> [WORK REQUIRED]
From the entries below, pull out each line where "which" appears.

[RECORDS FOR THE TASK Boundary: Start]

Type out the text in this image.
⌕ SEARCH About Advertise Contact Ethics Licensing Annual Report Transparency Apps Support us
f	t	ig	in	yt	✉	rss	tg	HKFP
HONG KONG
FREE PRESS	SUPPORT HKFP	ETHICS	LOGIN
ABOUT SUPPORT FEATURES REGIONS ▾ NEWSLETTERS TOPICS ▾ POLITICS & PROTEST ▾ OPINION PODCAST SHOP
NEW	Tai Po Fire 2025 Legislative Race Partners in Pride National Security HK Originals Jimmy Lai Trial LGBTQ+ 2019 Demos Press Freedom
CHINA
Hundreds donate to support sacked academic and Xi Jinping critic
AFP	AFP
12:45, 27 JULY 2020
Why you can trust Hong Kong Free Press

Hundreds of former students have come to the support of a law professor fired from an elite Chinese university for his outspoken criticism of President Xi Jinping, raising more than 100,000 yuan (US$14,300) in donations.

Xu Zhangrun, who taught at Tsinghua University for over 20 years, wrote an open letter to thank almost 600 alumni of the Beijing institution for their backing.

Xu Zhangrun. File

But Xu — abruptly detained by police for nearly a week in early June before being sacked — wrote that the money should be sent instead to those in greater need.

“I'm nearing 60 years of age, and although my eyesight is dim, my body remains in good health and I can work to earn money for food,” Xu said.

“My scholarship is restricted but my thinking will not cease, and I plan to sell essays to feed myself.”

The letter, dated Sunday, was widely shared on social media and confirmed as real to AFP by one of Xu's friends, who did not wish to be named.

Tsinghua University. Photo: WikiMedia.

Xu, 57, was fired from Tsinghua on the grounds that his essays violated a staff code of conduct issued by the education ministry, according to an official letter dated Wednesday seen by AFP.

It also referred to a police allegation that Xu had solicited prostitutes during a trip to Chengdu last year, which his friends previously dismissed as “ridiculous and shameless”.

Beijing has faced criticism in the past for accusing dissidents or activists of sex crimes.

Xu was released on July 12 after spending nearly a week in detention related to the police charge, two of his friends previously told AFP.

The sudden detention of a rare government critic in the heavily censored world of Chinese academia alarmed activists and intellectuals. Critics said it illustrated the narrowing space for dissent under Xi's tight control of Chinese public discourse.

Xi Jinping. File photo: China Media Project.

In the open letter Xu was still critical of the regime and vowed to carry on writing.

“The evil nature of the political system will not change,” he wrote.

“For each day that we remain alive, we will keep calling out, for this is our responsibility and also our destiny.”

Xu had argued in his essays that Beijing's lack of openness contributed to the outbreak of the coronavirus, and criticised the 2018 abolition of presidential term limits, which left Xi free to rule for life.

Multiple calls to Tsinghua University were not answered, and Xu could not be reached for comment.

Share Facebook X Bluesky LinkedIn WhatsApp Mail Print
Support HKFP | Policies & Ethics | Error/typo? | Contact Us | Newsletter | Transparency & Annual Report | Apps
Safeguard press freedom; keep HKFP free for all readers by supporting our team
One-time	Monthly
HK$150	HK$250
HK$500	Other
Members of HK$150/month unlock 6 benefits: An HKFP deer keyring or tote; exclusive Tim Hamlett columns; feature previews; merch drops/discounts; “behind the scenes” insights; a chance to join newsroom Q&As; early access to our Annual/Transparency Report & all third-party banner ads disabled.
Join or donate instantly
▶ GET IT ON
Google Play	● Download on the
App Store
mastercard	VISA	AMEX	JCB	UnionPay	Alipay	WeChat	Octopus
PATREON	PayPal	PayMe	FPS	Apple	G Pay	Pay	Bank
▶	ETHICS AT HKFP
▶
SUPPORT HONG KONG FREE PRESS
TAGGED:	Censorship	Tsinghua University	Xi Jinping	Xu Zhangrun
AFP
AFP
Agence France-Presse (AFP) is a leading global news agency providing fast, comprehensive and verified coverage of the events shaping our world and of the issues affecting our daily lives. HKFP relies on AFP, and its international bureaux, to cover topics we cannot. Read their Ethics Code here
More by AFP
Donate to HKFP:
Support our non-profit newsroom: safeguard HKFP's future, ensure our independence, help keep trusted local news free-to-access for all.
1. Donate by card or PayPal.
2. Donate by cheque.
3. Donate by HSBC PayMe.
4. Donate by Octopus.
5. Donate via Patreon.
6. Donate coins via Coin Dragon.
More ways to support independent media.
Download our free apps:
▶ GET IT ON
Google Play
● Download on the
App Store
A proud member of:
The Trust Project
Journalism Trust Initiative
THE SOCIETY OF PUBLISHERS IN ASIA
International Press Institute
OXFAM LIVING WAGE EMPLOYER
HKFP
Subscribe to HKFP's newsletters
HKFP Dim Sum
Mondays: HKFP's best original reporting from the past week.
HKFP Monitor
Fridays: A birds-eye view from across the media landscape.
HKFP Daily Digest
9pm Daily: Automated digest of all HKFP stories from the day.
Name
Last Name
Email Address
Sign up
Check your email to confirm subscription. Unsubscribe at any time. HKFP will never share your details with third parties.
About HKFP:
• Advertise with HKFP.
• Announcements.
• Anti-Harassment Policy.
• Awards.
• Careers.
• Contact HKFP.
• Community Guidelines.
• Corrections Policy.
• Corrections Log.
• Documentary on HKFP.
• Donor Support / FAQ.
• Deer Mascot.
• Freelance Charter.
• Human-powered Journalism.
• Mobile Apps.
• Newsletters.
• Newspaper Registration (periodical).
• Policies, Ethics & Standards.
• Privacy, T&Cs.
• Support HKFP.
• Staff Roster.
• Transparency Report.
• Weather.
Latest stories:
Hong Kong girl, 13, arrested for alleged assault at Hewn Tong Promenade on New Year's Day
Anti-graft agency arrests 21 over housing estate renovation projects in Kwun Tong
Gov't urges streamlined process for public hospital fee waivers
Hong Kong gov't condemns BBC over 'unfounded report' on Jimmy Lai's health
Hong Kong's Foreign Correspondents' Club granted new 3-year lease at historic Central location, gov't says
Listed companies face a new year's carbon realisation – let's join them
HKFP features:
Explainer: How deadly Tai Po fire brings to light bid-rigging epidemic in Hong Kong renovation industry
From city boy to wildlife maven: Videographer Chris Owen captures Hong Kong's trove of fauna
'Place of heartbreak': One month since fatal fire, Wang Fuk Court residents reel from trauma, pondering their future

[RECORDS FOR THE TASK Boundary: End]
[RECORDS FOR THE TASK Boundary: Start]

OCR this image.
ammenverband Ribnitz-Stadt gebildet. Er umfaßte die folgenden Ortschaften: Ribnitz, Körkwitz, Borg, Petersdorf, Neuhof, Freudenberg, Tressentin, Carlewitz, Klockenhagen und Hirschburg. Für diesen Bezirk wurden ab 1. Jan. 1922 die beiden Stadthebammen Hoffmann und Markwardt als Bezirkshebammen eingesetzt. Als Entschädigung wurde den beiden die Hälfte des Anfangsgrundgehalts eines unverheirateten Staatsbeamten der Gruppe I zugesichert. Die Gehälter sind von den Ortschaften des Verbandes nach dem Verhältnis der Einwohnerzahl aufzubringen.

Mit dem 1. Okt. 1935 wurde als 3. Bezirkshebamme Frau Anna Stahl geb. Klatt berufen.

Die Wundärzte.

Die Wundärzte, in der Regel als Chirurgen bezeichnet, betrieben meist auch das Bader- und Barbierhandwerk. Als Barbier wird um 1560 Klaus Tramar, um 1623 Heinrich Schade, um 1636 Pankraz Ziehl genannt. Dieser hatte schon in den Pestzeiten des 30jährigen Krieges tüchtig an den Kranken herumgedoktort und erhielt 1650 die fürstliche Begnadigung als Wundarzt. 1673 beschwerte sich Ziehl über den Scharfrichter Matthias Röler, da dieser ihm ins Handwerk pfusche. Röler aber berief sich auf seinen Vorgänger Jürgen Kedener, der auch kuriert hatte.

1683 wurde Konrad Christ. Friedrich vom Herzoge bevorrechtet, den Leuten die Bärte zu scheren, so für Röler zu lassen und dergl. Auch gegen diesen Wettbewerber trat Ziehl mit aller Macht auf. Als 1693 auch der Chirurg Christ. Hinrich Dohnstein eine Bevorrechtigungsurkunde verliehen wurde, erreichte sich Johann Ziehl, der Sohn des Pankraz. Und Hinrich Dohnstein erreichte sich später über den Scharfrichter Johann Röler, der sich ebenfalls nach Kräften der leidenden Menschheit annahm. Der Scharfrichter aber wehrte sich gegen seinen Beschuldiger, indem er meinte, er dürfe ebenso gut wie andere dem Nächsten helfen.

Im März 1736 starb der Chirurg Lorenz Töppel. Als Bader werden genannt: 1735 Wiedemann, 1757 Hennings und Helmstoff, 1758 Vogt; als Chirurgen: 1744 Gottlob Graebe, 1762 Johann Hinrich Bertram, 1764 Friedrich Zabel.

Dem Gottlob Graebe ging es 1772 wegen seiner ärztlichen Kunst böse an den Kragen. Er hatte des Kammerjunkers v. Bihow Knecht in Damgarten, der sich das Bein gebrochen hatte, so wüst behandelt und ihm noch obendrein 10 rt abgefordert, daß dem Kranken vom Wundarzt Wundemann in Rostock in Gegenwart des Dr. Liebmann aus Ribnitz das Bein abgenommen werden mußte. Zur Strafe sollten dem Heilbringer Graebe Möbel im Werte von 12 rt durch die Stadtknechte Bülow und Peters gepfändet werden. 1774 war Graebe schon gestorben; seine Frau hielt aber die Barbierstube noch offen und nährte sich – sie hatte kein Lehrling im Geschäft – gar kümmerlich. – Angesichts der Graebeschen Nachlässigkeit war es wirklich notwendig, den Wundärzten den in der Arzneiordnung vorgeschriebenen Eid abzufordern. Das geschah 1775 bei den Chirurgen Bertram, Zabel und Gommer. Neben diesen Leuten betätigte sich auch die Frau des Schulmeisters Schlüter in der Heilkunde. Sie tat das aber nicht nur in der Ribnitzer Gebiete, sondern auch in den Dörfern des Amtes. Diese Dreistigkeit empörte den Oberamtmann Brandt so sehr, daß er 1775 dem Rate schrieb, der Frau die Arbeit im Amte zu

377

[RECORDS FOR THE TASK Boundary: End]

> [EXERCISE RESULT]
It also referred to a police allegation that Xu had solicited prostitutes during a trip to Chengdu last year, which his friends previously dismissed as “ridiculous and shameless”.
Xu had argued in his essays that Beijing's lack of openness contributed to the outbreak of the coronavirus, and criticised the 2018 abolition of presidential term limits, which left Xi free to rule for life.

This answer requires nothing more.